> [The input]:
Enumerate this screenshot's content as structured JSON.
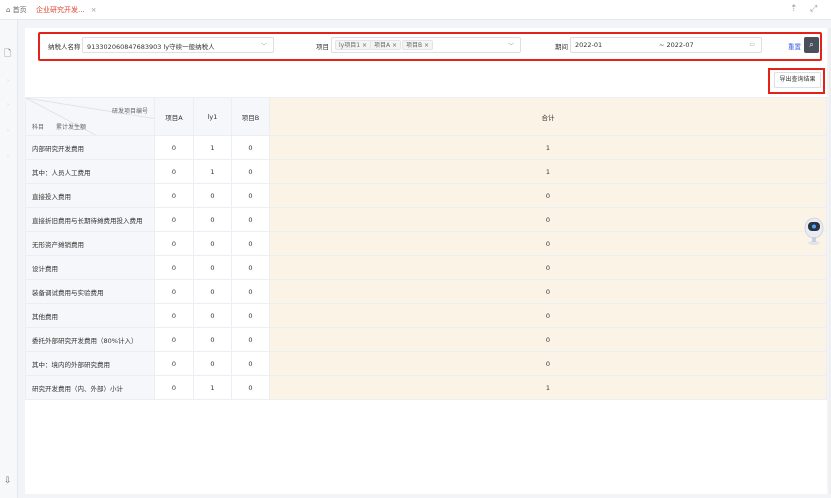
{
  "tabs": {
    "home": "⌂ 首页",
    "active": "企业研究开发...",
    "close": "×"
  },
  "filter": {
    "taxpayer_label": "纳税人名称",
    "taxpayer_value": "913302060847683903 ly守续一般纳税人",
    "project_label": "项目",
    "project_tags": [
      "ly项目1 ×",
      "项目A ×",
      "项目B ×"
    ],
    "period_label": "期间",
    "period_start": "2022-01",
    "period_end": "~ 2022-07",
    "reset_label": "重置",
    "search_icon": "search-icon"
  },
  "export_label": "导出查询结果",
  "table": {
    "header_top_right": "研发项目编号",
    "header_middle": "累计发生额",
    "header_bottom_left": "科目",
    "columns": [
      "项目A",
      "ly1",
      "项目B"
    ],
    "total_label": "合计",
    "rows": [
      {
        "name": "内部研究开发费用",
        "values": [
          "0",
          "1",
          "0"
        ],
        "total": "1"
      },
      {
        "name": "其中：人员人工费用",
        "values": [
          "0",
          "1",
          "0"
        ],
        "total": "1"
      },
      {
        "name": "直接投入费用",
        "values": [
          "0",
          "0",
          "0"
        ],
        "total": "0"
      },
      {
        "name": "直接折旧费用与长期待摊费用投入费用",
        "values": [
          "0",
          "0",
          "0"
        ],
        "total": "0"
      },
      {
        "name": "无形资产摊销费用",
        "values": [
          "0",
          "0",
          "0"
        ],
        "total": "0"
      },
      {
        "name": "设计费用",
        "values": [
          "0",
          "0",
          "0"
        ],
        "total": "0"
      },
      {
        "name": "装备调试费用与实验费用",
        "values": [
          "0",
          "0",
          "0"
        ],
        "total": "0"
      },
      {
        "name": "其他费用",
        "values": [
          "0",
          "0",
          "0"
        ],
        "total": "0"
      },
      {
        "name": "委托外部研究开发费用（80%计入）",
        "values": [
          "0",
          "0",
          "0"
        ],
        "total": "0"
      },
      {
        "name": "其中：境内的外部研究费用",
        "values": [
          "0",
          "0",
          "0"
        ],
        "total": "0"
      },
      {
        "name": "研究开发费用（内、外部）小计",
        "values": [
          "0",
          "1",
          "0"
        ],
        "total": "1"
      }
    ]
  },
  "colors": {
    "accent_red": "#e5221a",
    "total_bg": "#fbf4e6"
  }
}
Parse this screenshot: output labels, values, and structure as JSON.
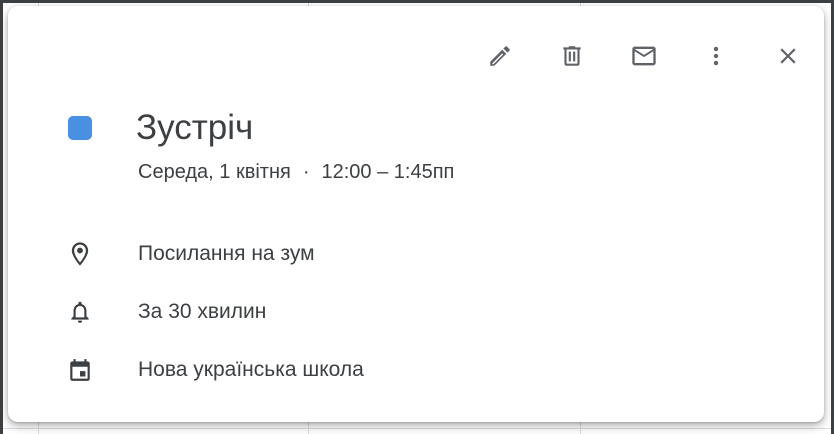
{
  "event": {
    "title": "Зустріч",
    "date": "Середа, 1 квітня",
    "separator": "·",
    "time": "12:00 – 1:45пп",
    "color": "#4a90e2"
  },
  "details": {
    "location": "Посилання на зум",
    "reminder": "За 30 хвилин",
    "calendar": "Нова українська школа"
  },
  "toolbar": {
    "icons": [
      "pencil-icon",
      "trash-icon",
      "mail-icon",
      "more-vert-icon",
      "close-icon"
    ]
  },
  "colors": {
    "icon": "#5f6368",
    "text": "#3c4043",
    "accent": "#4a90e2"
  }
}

> [Problem requirements]: Please leave out the pictures while you copy exactly the lines from the one containing "Parse this screenshot: output" through the end of the records.

> [Output for this exercise]:
Parse this screenshot: output labels, values, and structure as JSON.
{
  "event": {
    "title": "Зустріч",
    "date": "Середа, 1 квітня",
    "separator": "·",
    "time": "12:00 – 1:45пп",
    "color": "#4a90e2"
  },
  "details": {
    "location": "Посилання на зум",
    "reminder": "За 30 хвилин",
    "calendar": "Нова українська школа"
  },
  "toolbar": {
    "icons": [
      "pencil-icon",
      "trash-icon",
      "mail-icon",
      "more-vert-icon",
      "close-icon"
    ]
  },
  "colors": {
    "icon": "#5f6368",
    "text": "#3c4043",
    "accent": "#4a90e2"
  }
}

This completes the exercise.